▶ **Directions for this task**: Count the lines in the records below that contain the string "router", treating uppercase and lowercase as different, and reply with the number alone.

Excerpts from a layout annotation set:
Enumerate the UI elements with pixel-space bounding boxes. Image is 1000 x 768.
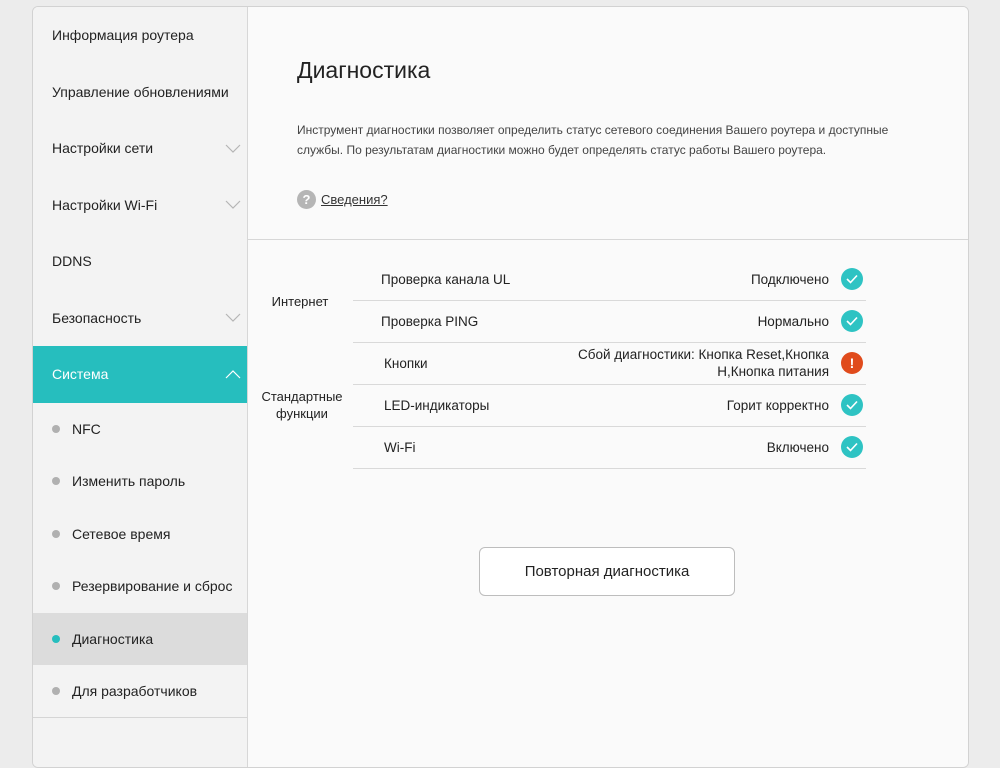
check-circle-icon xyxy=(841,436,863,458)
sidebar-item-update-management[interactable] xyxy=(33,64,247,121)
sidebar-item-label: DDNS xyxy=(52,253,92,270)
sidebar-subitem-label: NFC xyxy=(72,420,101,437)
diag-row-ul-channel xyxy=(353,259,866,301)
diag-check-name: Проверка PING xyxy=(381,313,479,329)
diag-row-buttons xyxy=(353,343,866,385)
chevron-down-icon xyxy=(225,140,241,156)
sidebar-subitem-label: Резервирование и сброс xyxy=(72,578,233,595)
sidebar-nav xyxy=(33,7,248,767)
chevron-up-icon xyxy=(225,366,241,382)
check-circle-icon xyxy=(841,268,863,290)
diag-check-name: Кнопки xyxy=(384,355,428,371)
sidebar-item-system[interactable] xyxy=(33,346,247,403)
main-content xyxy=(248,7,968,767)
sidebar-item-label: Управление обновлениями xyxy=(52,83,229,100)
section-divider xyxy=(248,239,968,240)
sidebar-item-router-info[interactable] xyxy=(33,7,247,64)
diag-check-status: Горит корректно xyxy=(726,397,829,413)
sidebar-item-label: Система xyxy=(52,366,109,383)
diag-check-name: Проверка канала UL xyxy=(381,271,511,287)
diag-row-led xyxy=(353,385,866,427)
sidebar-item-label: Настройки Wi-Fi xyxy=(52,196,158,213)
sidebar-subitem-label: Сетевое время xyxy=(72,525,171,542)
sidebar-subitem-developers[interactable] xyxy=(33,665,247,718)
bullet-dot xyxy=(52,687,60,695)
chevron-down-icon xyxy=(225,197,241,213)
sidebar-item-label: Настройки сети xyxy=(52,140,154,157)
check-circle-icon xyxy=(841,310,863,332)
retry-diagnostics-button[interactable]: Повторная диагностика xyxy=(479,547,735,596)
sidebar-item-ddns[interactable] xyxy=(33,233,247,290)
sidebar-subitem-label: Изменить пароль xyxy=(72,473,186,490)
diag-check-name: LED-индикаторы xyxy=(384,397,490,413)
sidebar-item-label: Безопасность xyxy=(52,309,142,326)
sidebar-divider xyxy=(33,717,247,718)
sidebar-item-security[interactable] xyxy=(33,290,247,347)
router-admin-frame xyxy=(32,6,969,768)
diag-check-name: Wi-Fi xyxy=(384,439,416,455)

▶ **Exercise response**: 2